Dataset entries
▬▬▬

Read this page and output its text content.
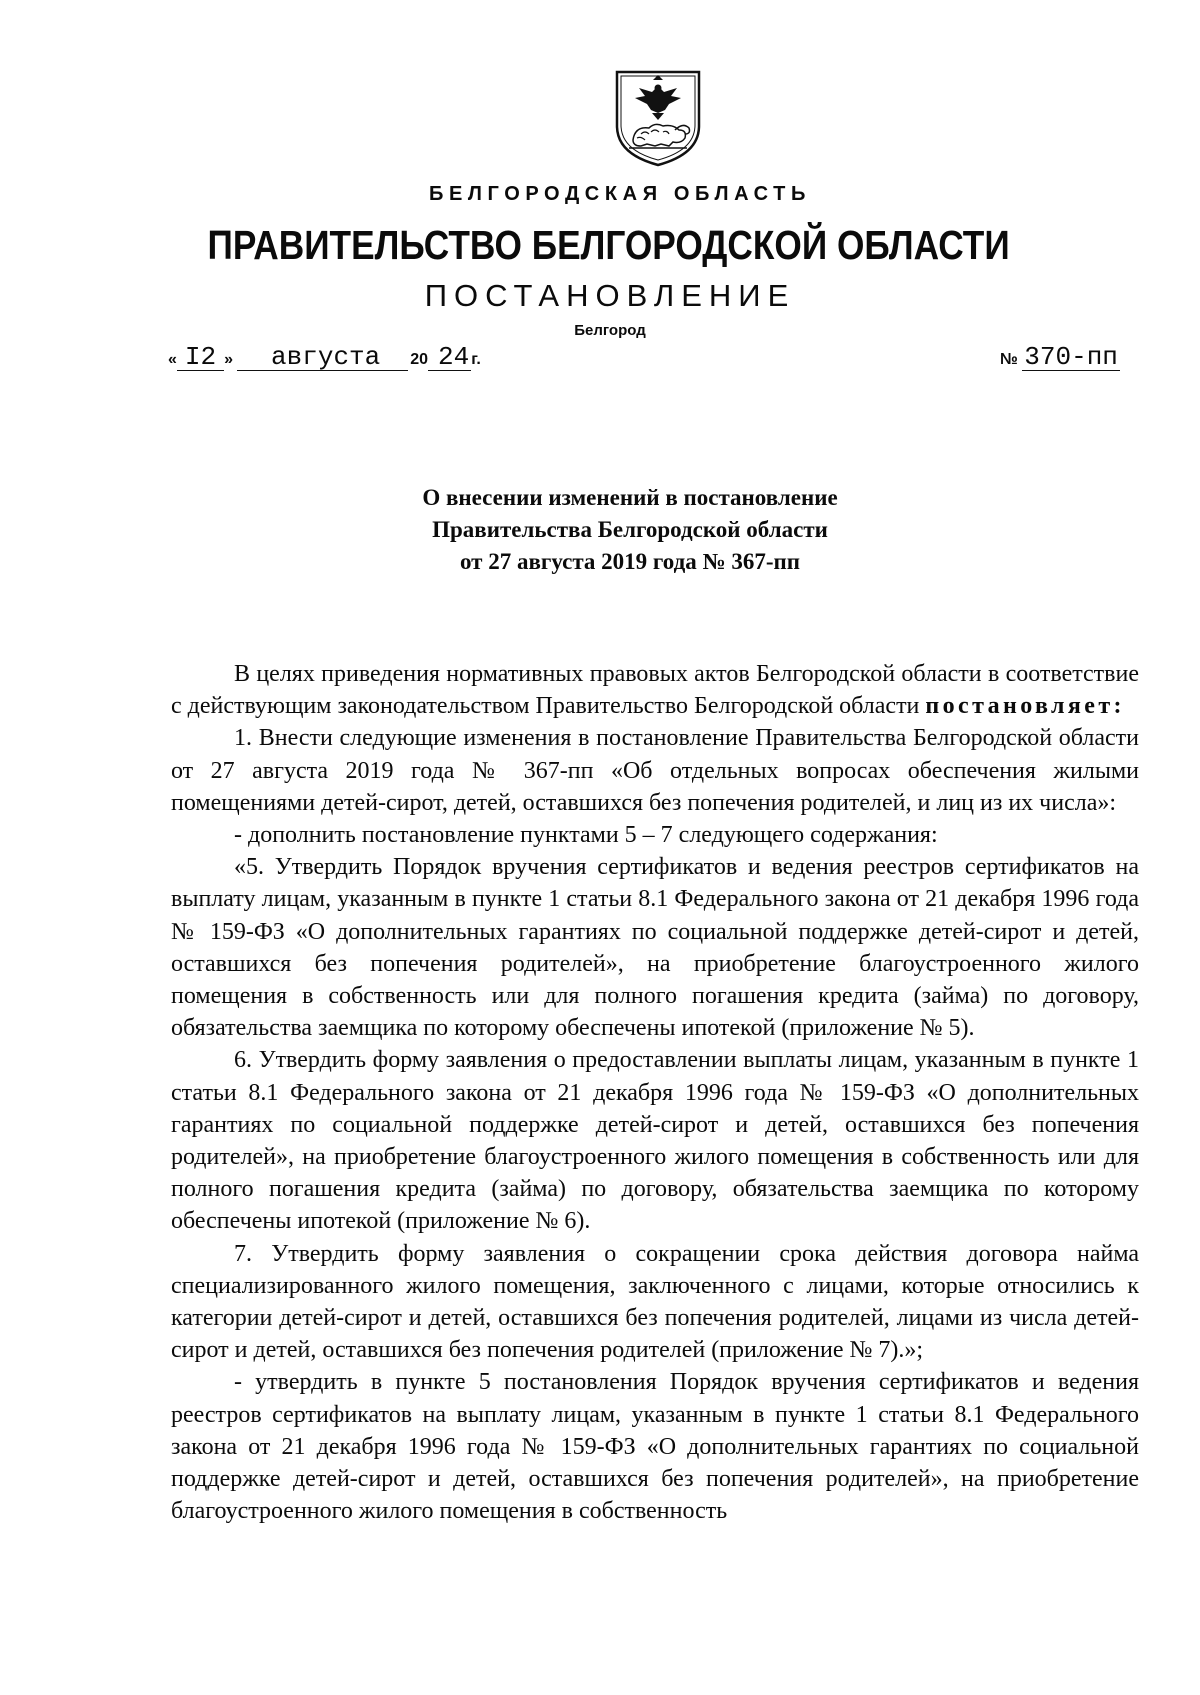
БЕЛГОРОДСКАЯ ОБЛАСТЬ
ПРАВИТЕЛЬСТВО БЕЛГОРОДСКОЙ ОБЛАСТИ
ПОСТАНОВЛЕНИЕ
Белгород
« I2 » августа 20 24 г.	№ 370-пп
О внесении изменений в постановление
Правительства Белгородской области
от 27 августа 2019 года № 367-пп

В целях приведения нормативных правовых актов Белгородской области в соответствие с действующим законодательством Правительство Белгородской области постановляет:

1. Внести следующие изменения в постановление Правительства Белгородской области от 27 августа 2019 года № 367-пп «Об отдельных вопросах обеспечения жилыми помещениями детей-сирот, детей, оставшихся без попечения родителей, и лиц из их числа»:

- дополнить постановление пунктами 5 – 7 следующего содержания:

«5. Утвердить Порядок вручения сертификатов и ведения реестров сертификатов на выплату лицам, указанным в пункте 1 статьи 8.1 Федерального закона от 21 декабря 1996 года № 159-ФЗ «О дополнительных гарантиях по социальной поддержке детей-сирот и детей, оставшихся без попечения родителей», на приобретение благоустроенного жилого помещения в собственность или для полного погашения кредита (займа) по договору, обязательства заемщика по которому обеспечены ипотекой (приложение № 5).

6. Утвердить форму заявления о предоставлении выплаты лицам, указанным в пункте 1 статьи 8.1 Федерального закона от 21 декабря 1996 года № 159-ФЗ «О дополнительных гарантиях по социальной поддержке детей-сирот и детей, оставшихся без попечения родителей», на приобретение благоустроенного жилого помещения в собственность или для полного погашения кредита (займа) по договору, обязательства заемщика по которому обеспечены ипотекой (приложение № 6).

7. Утвердить форму заявления о сокращении срока действия договора найма специализированного жилого помещения, заключенного с лицами, которые относились к категории детей-сирот и детей, оставшихся без попечения родителей, лицами из числа детей-сирот и детей, оставшихся без попечения родителей (приложение № 7).»;

- утвердить в пункте 5 постановления Порядок вручения сертификатов и ведения реестров сертификатов на выплату лицам, указанным в пункте 1 статьи 8.1 Федерального закона от 21 декабря 1996 года № 159-ФЗ «О дополнительных гарантиях по социальной поддержке детей-сирот и детей, оставшихся без попечения родителей», на приобретение благоустроенного жилого помещения в собственность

▬▬▬

Exercise brief – Leave the pictures out and reproduce all of the records exactly.

Reply –
Read this page and output its text content.
БЕЛГОРОДСКАЯ ОБЛАСТЬ
ПРАВИТЕЛЬСТВО БЕЛГОРОДСКОЙ ОБЛАСТИ
ПОСТАНОВЛЕНИЕ
Белгород
« I2 » августа 20 24 г.	№ 370-пп
О внесении изменений в постановление
Правительства Белгородской области
от 27 августа 2019 года № 367-пп

В целях приведения нормативных правовых актов Белгородской области в соответствие с действующим законодательством Правительство Белгородской области постановляет:

1. Внести следующие изменения в постановление Правительства Белгородской области от 27 августа 2019 года № 367-пп «Об отдельных вопросах обеспечения жилыми помещениями детей-сирот, детей, оставшихся без попечения родителей, и лиц из их числа»:

- дополнить постановление пунктами 5 – 7 следующего содержания:

«5. Утвердить Порядок вручения сертификатов и ведения реестров сертификатов на выплату лицам, указанным в пункте 1 статьи 8.1 Федерального закона от 21 декабря 1996 года № 159-ФЗ «О дополнительных гарантиях по социальной поддержке детей-сирот и детей, оставшихся без попечения родителей», на приобретение благоустроенного жилого помещения в собственность или для полного погашения кредита (займа) по договору, обязательства заемщика по которому обеспечены ипотекой (приложение № 5).

6. Утвердить форму заявления о предоставлении выплаты лицам, указанным в пункте 1 статьи 8.1 Федерального закона от 21 декабря 1996 года № 159-ФЗ «О дополнительных гарантиях по социальной поддержке детей-сирот и детей, оставшихся без попечения родителей», на приобретение благоустроенного жилого помещения в собственность или для полного погашения кредита (займа) по договору, обязательства заемщика по которому обеспечены ипотекой (приложение № 6).

7. Утвердить форму заявления о сокращении срока действия договора найма специализированного жилого помещения, заключенного с лицами, которые относились к категории детей-сирот и детей, оставшихся без попечения родителей, лицами из числа детей-сирот и детей, оставшихся без попечения родителей (приложение № 7).»;

- утвердить в пункте 5 постановления Порядок вручения сертификатов и ведения реестров сертификатов на выплату лицам, указанным в пункте 1 статьи 8.1 Федерального закона от 21 декабря 1996 года № 159-ФЗ «О дополнительных гарантиях по социальной поддержке детей-сирот и детей, оставшихся без попечения родителей», на приобретение благоустроенного жилого помещения в собственность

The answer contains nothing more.